── DATA ──

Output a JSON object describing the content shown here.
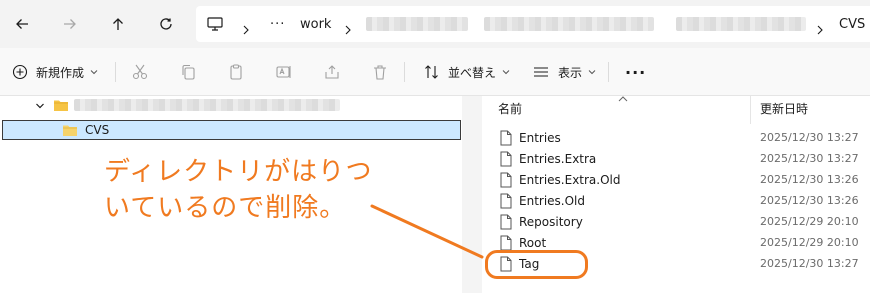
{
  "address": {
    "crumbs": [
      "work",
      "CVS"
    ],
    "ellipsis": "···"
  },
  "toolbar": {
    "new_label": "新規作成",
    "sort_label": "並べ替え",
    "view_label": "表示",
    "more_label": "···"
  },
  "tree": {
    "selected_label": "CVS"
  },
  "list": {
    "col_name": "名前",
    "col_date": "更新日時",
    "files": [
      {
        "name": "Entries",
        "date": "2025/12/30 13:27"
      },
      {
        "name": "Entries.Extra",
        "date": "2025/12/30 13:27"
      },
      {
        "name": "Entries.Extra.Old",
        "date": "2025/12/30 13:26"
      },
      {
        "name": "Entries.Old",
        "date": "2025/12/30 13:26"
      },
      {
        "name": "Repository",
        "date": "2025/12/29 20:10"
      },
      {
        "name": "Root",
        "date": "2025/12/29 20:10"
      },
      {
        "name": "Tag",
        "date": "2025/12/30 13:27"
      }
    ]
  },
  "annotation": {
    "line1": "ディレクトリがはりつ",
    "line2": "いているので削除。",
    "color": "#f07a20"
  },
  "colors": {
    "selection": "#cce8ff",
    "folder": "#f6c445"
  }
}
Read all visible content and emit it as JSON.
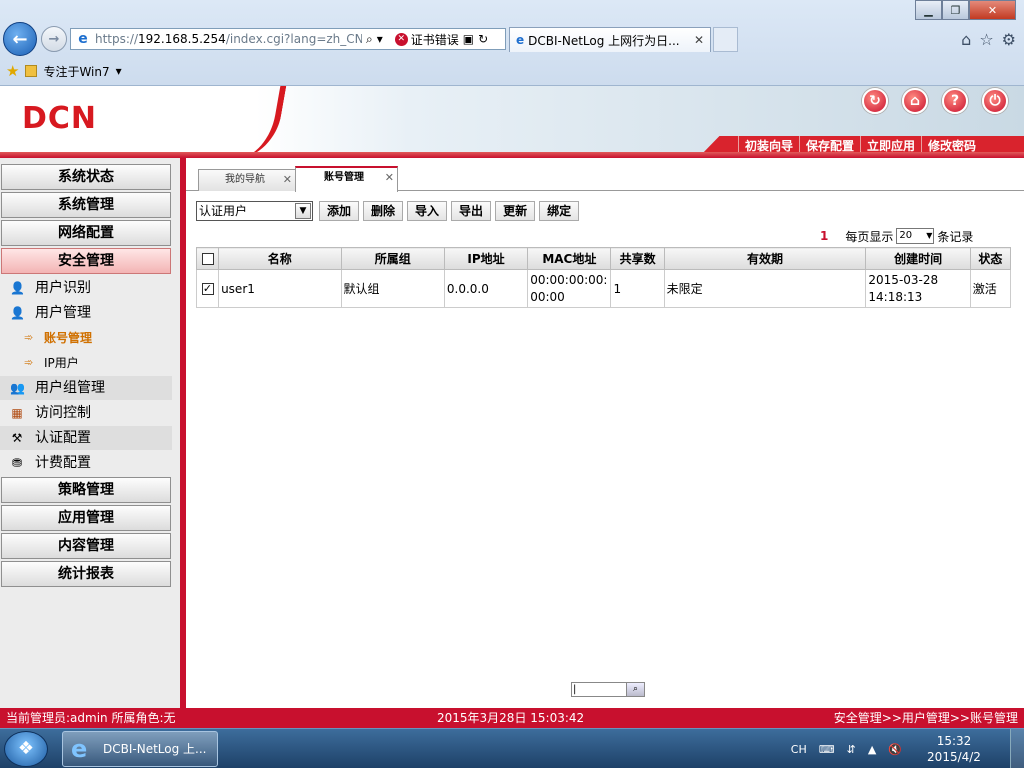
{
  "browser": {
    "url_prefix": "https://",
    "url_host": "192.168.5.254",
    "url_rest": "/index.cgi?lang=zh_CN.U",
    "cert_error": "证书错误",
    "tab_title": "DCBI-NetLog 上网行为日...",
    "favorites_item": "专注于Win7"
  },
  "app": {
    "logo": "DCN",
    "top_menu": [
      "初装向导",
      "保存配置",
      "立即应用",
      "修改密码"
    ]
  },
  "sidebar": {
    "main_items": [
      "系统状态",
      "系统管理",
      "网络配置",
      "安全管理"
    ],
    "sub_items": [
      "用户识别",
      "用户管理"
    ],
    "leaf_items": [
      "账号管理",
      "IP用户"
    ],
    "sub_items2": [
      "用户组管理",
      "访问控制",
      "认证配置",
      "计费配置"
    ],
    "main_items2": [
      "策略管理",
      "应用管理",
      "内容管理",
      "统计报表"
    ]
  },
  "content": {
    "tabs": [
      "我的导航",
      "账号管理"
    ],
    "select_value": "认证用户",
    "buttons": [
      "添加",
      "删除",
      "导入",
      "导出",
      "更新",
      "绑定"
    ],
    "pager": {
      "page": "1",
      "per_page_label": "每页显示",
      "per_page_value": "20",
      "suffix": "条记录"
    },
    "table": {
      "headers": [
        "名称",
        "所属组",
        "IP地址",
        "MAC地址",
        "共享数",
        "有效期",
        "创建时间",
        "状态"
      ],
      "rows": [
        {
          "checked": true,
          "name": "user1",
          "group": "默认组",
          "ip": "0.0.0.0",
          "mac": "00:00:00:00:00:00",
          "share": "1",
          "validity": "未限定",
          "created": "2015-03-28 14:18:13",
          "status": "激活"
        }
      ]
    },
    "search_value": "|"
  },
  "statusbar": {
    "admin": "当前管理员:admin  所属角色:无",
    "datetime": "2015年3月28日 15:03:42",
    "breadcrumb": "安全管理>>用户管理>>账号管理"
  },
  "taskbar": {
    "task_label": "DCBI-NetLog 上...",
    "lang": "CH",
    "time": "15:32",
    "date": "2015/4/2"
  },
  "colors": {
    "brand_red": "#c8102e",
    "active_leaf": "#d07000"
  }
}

───

**EXERCISE TASK**
Look for the word "JSON" in every line of the listing and copy the lines that have it.

**SOLUTION FOR THIS TASK**
Output a JSON object describing the content shown here.
Read all visible content and emit it as JSON.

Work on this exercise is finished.